- Source document:
I think the file relcache.c should contain cache-build operations, and the code
I added doesn't have this operation. So I didn't change.

> 3.12 src/backend/replication/logical/relation.c -
> logicalrep_rel_mark_safe_in_apply_bgworker
> 
> I did not really understand why you used an enum for one flag
> (volatility) but not the other one (sameunique); shouldn’t both of
> these be tri-values: unknown/yes/no?
> 
> For E.g. there is a quick exit from this function if the
> FUNCTION_UNKNOWN, but there is no equivalent quick exit for the
> sameunique? It seems inconsistent.

After rethinking patch 0003, I think we only need one flag. So I merged flags
'volatility' and 'sameunique' into a new flag 'parallel'. It is a tri-state
flag. And I also made some related modifications.

> 3.14 src/backend/replication/logical/relation.c -
> logicalrep_rel_mark_safe_in_apply_bgworker
> 
> There are lots of places setting FUNCTION_NONIMMUTABLE, so I think
> this code might be tidier if you just have a single return at the end
> of this function and 'goto' it.
> 
> e.g.
> if (...)
> goto function_not_immutable;
> 
> ...
> 
> return;
> 
> function_not_immutable:
> entry->volatility = FUNCTION_NONIMMUTABLE;

Personally, I do not like to use the `goto` syntax if it is not necessary,
because the `goto` syntax will forcibly change the flow of code execution.

> 3.17 src/backend/utils/cache/typcache.c
> 
> +/*
> + * GetDomainConstraints --- get DomainConstraintState list of
> specified domain type
> + */
> +List *
> +GetDomainConstraints(Oid type_id)
> 
> This is an unusual-looking function header comment, with the function
> name and the "---".

Not sure about this. Please refer to function lookup_rowtype_tupdesc_internal.

> 3.19
> 
> @@ -31,6 +42,11 @@ typedef struct LogicalRepRelMapEntry
>   Relation localrel; /* relcache entry (NULL when closed) */
>   AttrMap    *attrmap; /* map of local attributes to remote ones */
>   bool updatable; /* Can apply updates/deletes? */
> + bool sameunique; /* Are all unique columns of the local
> +    relation contained by the unique columns in
> +    remote? */
> 
> (This is similar to review comment 3.12)
> 
> I felt it was inconsistent for this to be a boolean but for the
> 'volatility' member to be an enum. AFAIK these 2 flags are similar
> kinds – e.g. essentially tri-state flags unknown/true/false so I
> thought they should be treated the same.  E.g. both enums?

Please refer to the reply to #3.12.

> 3.22 .../subscription/t/032_streaming_apply.pl
> 
> 3.22.a
> +# Setup structure on publisher
> 
> "structure"?

- Record set:
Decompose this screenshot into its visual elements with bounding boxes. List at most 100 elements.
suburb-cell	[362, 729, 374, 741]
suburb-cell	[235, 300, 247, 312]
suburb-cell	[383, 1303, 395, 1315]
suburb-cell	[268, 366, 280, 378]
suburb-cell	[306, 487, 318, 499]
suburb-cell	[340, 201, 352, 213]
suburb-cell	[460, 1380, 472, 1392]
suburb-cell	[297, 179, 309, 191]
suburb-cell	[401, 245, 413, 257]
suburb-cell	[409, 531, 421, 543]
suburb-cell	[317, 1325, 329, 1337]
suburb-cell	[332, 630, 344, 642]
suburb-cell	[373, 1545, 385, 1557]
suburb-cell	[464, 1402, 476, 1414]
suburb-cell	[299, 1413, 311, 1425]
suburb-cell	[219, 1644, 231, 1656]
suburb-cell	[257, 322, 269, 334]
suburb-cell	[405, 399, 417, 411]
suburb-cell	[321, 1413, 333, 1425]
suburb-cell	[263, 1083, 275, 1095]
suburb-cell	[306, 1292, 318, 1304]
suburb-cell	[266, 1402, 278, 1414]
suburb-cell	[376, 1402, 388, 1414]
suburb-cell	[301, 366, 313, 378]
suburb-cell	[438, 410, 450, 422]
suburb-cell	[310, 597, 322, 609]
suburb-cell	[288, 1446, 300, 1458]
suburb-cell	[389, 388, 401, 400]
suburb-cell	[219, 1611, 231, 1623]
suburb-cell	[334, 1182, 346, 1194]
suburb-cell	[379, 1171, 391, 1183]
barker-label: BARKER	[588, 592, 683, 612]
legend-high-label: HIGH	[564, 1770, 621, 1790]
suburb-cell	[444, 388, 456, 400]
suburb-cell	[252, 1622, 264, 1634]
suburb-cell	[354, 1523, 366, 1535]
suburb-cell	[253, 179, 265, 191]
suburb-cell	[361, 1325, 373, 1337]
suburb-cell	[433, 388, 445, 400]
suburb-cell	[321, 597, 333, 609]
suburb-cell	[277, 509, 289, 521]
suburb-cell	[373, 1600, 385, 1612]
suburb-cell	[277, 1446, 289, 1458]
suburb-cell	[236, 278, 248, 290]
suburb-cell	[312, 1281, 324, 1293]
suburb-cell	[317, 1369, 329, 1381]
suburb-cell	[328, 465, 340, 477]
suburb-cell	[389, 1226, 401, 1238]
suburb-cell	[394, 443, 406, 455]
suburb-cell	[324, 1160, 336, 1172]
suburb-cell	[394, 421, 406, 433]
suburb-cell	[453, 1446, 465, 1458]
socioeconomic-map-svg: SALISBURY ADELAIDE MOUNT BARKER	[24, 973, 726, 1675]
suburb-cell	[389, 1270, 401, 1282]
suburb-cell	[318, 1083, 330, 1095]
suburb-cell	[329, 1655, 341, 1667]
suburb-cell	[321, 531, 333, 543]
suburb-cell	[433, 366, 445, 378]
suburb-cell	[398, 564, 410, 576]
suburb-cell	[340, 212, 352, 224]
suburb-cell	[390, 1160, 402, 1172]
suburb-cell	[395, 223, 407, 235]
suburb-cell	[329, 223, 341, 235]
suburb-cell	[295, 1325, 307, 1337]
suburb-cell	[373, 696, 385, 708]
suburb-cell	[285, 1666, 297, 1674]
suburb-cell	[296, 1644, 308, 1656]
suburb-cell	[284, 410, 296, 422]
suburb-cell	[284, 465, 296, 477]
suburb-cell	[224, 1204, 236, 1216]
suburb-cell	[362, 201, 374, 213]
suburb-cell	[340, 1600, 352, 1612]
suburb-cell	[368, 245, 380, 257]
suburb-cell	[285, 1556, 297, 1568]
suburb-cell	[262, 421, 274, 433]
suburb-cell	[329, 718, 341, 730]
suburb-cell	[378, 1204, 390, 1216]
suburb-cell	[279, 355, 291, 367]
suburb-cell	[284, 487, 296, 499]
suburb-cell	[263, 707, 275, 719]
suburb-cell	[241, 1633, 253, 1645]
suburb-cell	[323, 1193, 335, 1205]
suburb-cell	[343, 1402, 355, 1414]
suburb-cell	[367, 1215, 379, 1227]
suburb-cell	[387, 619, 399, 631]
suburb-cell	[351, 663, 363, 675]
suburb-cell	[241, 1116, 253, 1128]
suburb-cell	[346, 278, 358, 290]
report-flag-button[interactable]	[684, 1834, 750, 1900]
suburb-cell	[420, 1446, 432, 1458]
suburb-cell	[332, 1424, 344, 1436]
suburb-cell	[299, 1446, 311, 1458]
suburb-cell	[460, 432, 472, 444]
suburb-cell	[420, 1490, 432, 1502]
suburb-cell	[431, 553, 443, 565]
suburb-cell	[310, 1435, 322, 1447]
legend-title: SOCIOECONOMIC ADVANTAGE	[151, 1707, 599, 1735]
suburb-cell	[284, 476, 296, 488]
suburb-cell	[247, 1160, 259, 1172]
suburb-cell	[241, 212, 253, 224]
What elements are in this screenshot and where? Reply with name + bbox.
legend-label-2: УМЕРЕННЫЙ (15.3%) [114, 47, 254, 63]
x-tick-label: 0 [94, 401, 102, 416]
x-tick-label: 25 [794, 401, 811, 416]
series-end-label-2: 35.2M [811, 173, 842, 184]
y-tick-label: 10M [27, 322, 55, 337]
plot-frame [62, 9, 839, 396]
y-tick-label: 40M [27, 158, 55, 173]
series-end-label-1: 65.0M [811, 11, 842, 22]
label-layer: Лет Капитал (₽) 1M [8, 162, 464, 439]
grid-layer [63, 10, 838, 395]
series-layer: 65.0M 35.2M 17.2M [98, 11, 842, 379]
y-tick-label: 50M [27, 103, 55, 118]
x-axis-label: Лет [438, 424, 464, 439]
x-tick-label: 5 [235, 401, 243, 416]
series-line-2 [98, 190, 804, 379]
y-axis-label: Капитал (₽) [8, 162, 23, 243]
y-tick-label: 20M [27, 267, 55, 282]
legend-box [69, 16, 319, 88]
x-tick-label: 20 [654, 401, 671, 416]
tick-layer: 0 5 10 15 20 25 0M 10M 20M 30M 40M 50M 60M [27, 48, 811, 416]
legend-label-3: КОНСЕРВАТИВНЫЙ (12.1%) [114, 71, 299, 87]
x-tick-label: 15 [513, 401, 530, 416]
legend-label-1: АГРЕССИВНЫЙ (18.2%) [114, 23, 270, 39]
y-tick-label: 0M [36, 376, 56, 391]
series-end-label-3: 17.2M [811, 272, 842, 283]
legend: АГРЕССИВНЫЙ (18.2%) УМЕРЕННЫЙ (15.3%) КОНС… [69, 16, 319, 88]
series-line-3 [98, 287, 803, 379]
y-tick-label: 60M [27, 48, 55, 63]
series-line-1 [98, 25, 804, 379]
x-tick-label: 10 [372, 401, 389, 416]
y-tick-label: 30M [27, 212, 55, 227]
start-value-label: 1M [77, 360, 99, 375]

- Tasks to complete:
1/ In the code review thread, what new flag replaced 'volatility' and 'sameunique'?
2/ List every source file named in the code review thread, as given there.
3/ Continue the code review thread after its last line.

- Results of the tasks:
1/ A tri-state flag named 'parallel'.

2/
- relcache.c
- src/backend/replication/logical/relation.c
- src/backend/utils/cache/typcache.c
- .../subscription/t/032_streaming_apply.pl

3/
> 
> 3.22.b
> +# Setup structure on subscriber
> 
> "structure"?

Just refer to other subscription test.

> 3.23
> 
> +# Check that a background worker starts if "streaming" option is specified as
> +# "parallel".  We have to look for the DEBUG1 log messages about that, so
> +# temporarily bump up the log verbosity.
> +$node_subscriber->append_conf('postgresql.conf', "log_min_messages =
> debug1");
> +$node_subscriber->reload;
> +
> +$node_publisher->safe_psql('postgres',
> + "INSERT INTO test_tab SELECT i, md5(i::text) FROM generate_series(1,
> 5000) s(i)"
> +);
> +
> +$node_subscriber->wait_for_log(qr/\[Apply BGW #\d+\] started/, 0);
> +$node_subscriber->append_conf('postgresql.conf',
> + "log_min_messages = warning");
> +$node_subscriber->reload;
> 
> I didn't really think it was necessary to bump this log level, and to
> verify that the bgworker is started, because this test is anyway going
> to ensure that the ERROR "cannot replicate relation with different
> unique index" happens, so that is already implicitly ensuring the
> bgworker was used.

Since it takes almost no time, I think a more detailed confirmation is fine.

The rest of the comments are improved as suggested.
The new patches were attached in [1].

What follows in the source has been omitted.